-- DATA SUPPLIED start --
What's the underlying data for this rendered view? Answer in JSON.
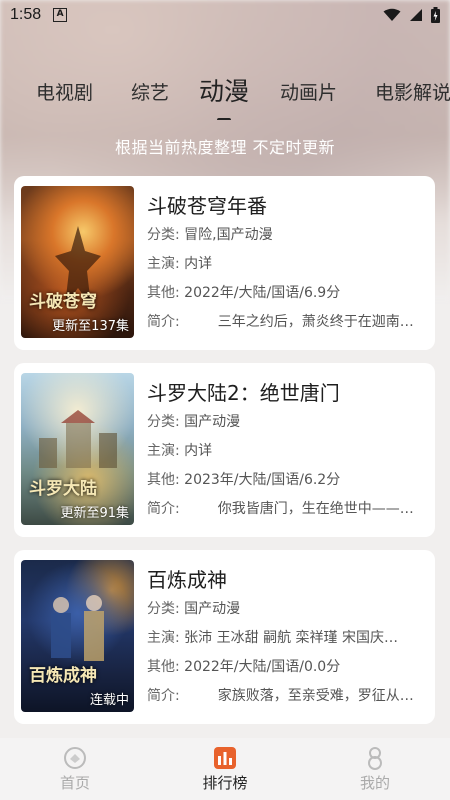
{
  "status_bar": {
    "time": "1:58",
    "a_badge": "A"
  },
  "tabs": [
    {
      "label": "电视剧",
      "active": false
    },
    {
      "label": "综艺",
      "active": false
    },
    {
      "label": "动漫",
      "active": true
    },
    {
      "label": "动画片",
      "active": false
    },
    {
      "label": "电影解说",
      "active": false
    }
  ],
  "subtitle": "根据当前热度整理 不定时更新",
  "labels": {
    "category": "分类:",
    "cast": "主演:",
    "other": "其他:",
    "intro": "简介:"
  },
  "items": [
    {
      "title": "斗破苍穹年番",
      "category": "冒险,国产动漫",
      "cast": "内详",
      "other": "2022年/大陆/国语/6.9分",
      "intro": "三年之约后，萧炎终于在迦南…",
      "badge": "更新至137集",
      "logo": "斗破苍穹"
    },
    {
      "title": "斗罗大陆2：绝世唐门",
      "category": "国产动漫",
      "cast": "内详",
      "other": "2023年/大陆/国语/6.2分",
      "intro": "你我皆唐门，生在绝世中——…",
      "badge": "更新至91集",
      "logo": "斗罗大陆"
    },
    {
      "title": "百炼成神",
      "category": "国产动漫",
      "cast": "张沛 王冰甜 嗣航 栾祥瑾 宋国庆…",
      "other": "2022年/大陆/国语/0.0分",
      "intro": "家族败落，至亲受难，罗征从…",
      "badge": "连载中",
      "logo": "百炼成神"
    }
  ],
  "bottom_nav": [
    {
      "label": "首页",
      "icon": "home-icon",
      "active": false
    },
    {
      "label": "排行榜",
      "icon": "ranking-icon",
      "active": true
    },
    {
      "label": "我的",
      "icon": "profile-icon",
      "active": false
    }
  ],
  "colors": {
    "accent_orange": "#e8622c",
    "card_bg": "#ffffff",
    "page_bg": "#f1efee"
  }
}
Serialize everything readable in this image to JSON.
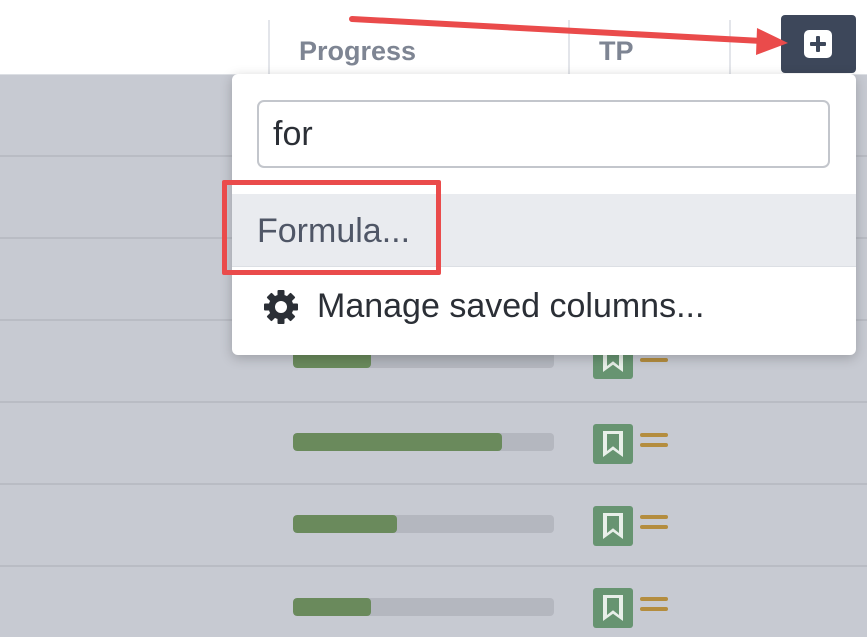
{
  "header": {
    "columns": [
      {
        "label": "Progress"
      },
      {
        "label": "TP"
      }
    ],
    "add_column_icon": "plus-square-icon"
  },
  "rows": [
    {
      "progress": 0.3,
      "type_icon": "story-icon",
      "priority_icon": "medium-priority-icon"
    },
    {
      "progress": 0.8,
      "type_icon": "story-icon",
      "priority_icon": "medium-priority-icon"
    },
    {
      "progress": 0.4,
      "type_icon": "story-icon",
      "priority_icon": "medium-priority-icon"
    },
    {
      "progress": 0.3,
      "type_icon": "story-icon",
      "priority_icon": "medium-priority-icon"
    }
  ],
  "dropdown": {
    "search_value": "for",
    "items": [
      {
        "label": "Formula..."
      },
      {
        "label": "Manage saved columns...",
        "icon": "gear-icon"
      }
    ]
  },
  "annotations": {
    "color": "#ea4b4b"
  },
  "colors": {
    "progress_fill": "#6a8a5c",
    "story_icon": "#679471",
    "priority": "#b48d3f",
    "add_button": "#3d475a"
  }
}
-- DATA SUPPLIED end --
» **WRITTEN PROBLEM**
Transcribe the full listing character for character. Pictures are excluded.

» **ANSWER TO THIS TASK**
What's the underlying data for this rendered view? Answer in JSON.
{
  "status_bar": {
    "time": "1:58",
    "a_badge": "A"
  },
  "tabs": [
    {
      "label": "电视剧",
      "active": false
    },
    {
      "label": "综艺",
      "active": false
    },
    {
      "label": "动漫",
      "active": true
    },
    {
      "label": "动画片",
      "active": false
    },
    {
      "label": "电影解说",
      "active": false
    }
  ],
  "subtitle": "根据当前热度整理 不定时更新",
  "labels": {
    "category": "分类:",
    "cast": "主演:",
    "other": "其他:",
    "intro": "简介:"
  },
  "items": [
    {
      "title": "斗破苍穹年番",
      "category": "冒险,国产动漫",
      "cast": "内详",
      "other": "2022年/大陆/国语/6.9分",
      "intro": "三年之约后，萧炎终于在迦南…",
      "badge": "更新至137集",
      "logo": "斗破苍穹"
    },
    {
      "title": "斗罗大陆2：绝世唐门",
      "category": "国产动漫",
      "cast": "内详",
      "other": "2023年/大陆/国语/6.2分",
      "intro": "你我皆唐门，生在绝世中——…",
      "badge": "更新至91集",
      "logo": "斗罗大陆"
    },
    {
      "title": "百炼成神",
      "category": "国产动漫",
      "cast": "张沛 王冰甜 嗣航 栾祥瑾 宋国庆…",
      "other": "2022年/大陆/国语/0.0分",
      "intro": "家族败落，至亲受难，罗征从…",
      "badge": "连载中",
      "logo": "百炼成神"
    }
  ],
  "bottom_nav": [
    {
      "label": "首页",
      "icon": "home-icon",
      "active": false
    },
    {
      "label": "排行榜",
      "icon": "ranking-icon",
      "active": true
    },
    {
      "label": "我的",
      "icon": "profile-icon",
      "active": false
    }
  ],
  "colors": {
    "accent_orange": "#e8622c",
    "card_bg": "#ffffff",
    "page_bg": "#f1efee"
  }
}
Serialize everything readable in this image to JSON.
{
  "header": {
    "columns": [
      {
        "label": "Progress"
      },
      {
        "label": "TP"
      }
    ],
    "add_column_icon": "plus-square-icon"
  },
  "rows": [
    {
      "progress": 0.3,
      "type_icon": "story-icon",
      "priority_icon": "medium-priority-icon"
    },
    {
      "progress": 0.8,
      "type_icon": "story-icon",
      "priority_icon": "medium-priority-icon"
    },
    {
      "progress": 0.4,
      "type_icon": "story-icon",
      "priority_icon": "medium-priority-icon"
    },
    {
      "progress": 0.3,
      "type_icon": "story-icon",
      "priority_icon": "medium-priority-icon"
    }
  ],
  "dropdown": {
    "search_value": "for",
    "items": [
      {
        "label": "Formula..."
      },
      {
        "label": "Manage saved columns...",
        "icon": "gear-icon"
      }
    ]
  },
  "annotations": {
    "color": "#ea4b4b"
  },
  "colors": {
    "progress_fill": "#6a8a5c",
    "story_icon": "#679471",
    "priority": "#b48d3f",
    "add_button": "#3d475a"
  }
}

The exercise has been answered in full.